## Begin

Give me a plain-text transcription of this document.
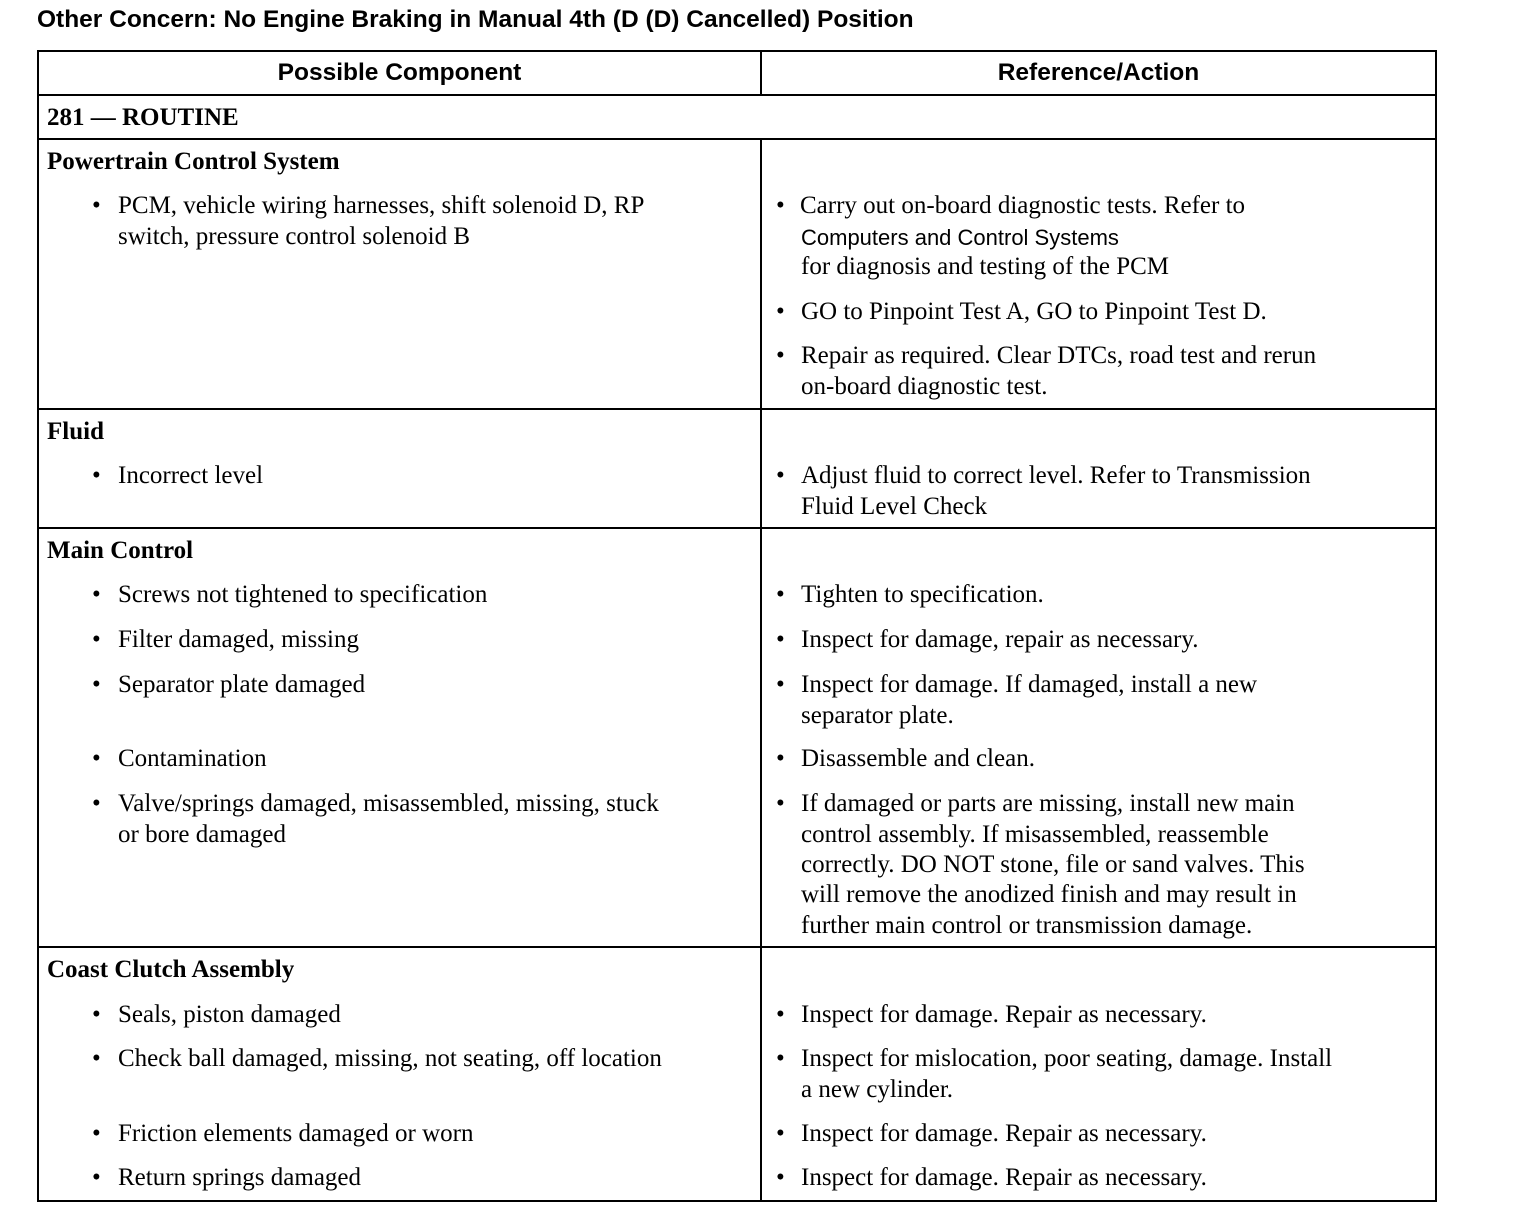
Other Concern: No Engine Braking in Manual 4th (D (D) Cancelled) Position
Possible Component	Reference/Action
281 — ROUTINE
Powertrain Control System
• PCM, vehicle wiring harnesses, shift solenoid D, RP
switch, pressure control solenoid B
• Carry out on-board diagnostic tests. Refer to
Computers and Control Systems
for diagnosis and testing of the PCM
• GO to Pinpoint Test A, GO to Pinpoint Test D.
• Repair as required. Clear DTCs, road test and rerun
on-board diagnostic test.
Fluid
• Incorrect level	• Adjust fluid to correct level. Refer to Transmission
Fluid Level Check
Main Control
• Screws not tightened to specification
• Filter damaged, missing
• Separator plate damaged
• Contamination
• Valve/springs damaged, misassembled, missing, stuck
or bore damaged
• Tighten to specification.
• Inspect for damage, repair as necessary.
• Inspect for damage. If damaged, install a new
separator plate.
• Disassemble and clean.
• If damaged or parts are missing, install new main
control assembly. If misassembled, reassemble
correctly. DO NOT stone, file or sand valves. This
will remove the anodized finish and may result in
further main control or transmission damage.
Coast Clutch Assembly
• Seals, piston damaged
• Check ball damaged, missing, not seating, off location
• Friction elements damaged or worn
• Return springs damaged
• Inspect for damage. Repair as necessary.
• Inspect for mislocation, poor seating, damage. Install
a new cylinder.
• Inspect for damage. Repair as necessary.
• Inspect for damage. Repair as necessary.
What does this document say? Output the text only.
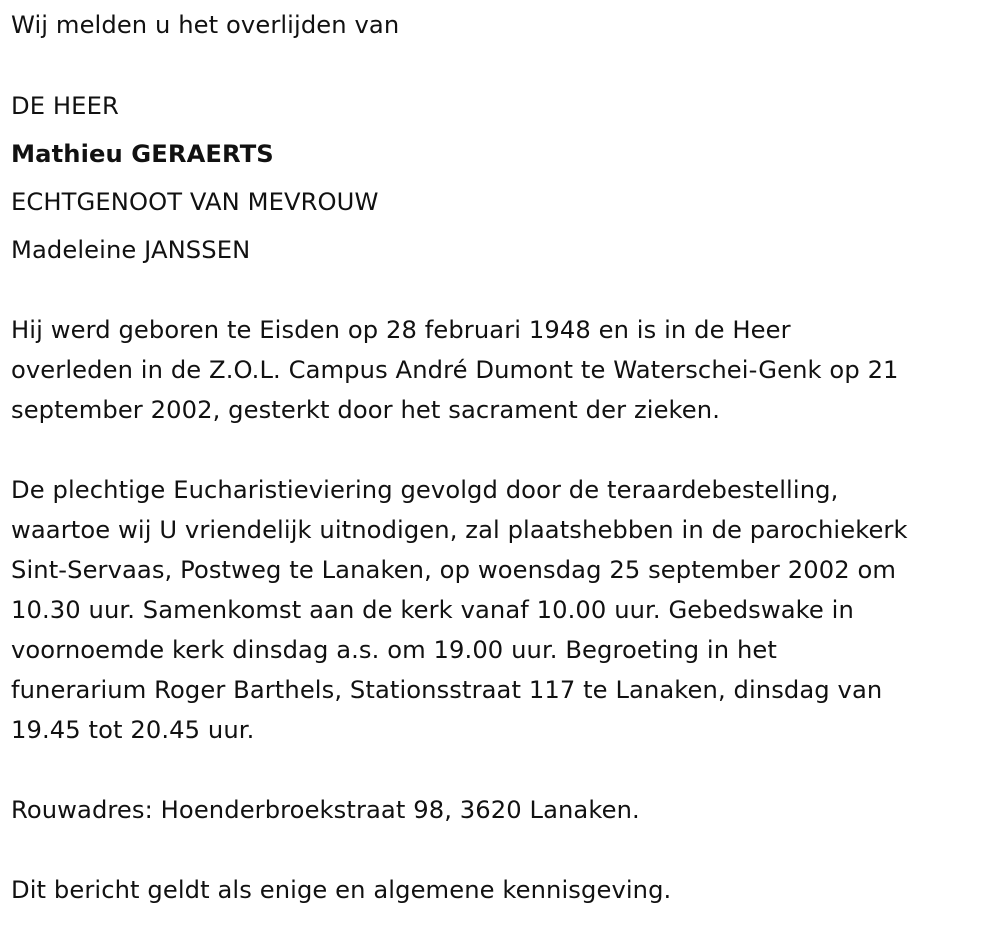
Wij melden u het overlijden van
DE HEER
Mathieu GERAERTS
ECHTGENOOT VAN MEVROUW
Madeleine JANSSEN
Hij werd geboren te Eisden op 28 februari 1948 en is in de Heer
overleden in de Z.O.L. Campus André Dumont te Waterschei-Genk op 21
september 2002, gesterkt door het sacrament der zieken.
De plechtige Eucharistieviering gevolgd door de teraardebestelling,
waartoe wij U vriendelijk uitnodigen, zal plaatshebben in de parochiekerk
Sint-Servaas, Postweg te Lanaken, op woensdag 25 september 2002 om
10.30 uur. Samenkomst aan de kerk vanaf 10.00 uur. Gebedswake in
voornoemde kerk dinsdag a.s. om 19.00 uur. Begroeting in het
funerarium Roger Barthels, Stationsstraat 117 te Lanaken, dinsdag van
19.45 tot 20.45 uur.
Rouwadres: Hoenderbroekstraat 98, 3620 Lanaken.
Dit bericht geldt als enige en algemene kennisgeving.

## End

Objective:
Quote all the records verbatim, dropping any pictures from your copy.

Complete output:
Give me a plain-text transcription of this document.
Other Concern: No Engine Braking in Manual 4th (D (D) Cancelled) Position
Possible Component	Reference/Action
281 — ROUTINE
Powertrain Control System
• PCM, vehicle wiring harnesses, shift solenoid D, RP
switch, pressure control solenoid B
• Carry out on-board diagnostic tests. Refer to
Computers and Control Systems
for diagnosis and testing of the PCM
• GO to Pinpoint Test A, GO to Pinpoint Test D.
• Repair as required. Clear DTCs, road test and rerun
on-board diagnostic test.
Fluid
• Incorrect level	• Adjust fluid to correct level. Refer to Transmission
Fluid Level Check
Main Control
• Screws not tightened to specification
• Filter damaged, missing
• Separator plate damaged
• Contamination
• Valve/springs damaged, misassembled, missing, stuck
or bore damaged
• Tighten to specification.
• Inspect for damage, repair as necessary.
• Inspect for damage. If damaged, install a new
separator plate.
• Disassemble and clean.
• If damaged or parts are missing, install new main
control assembly. If misassembled, reassemble
correctly. DO NOT stone, file or sand valves. This
will remove the anodized finish and may result in
further main control or transmission damage.
Coast Clutch Assembly
• Seals, piston damaged
• Check ball damaged, missing, not seating, off location
• Friction elements damaged or worn
• Return springs damaged
• Inspect for damage. Repair as necessary.
• Inspect for mislocation, poor seating, damage. Install
a new cylinder.
• Inspect for damage. Repair as necessary.
• Inspect for damage. Repair as necessary.
What does this document say? Output the text only.
Wij melden u het overlijden van
DE HEER
Mathieu GERAERTS
ECHTGENOOT VAN MEVROUW
Madeleine JANSSEN
Hij werd geboren te Eisden op 28 februari 1948 en is in de Heer
overleden in de Z.O.L. Campus André Dumont te Waterschei-Genk op 21
september 2002, gesterkt door het sacrament der zieken.
De plechtige Eucharistieviering gevolgd door de teraardebestelling,
waartoe wij U vriendelijk uitnodigen, zal plaatshebben in de parochiekerk
Sint-Servaas, Postweg te Lanaken, op woensdag 25 september 2002 om
10.30 uur. Samenkomst aan de kerk vanaf 10.00 uur. Gebedswake in
voornoemde kerk dinsdag a.s. om 19.00 uur. Begroeting in het
funerarium Roger Barthels, Stationsstraat 117 te Lanaken, dinsdag van
19.45 tot 20.45 uur.
Rouwadres: Hoenderbroekstraat 98, 3620 Lanaken.
Dit bericht geldt als enige en algemene kennisgeving.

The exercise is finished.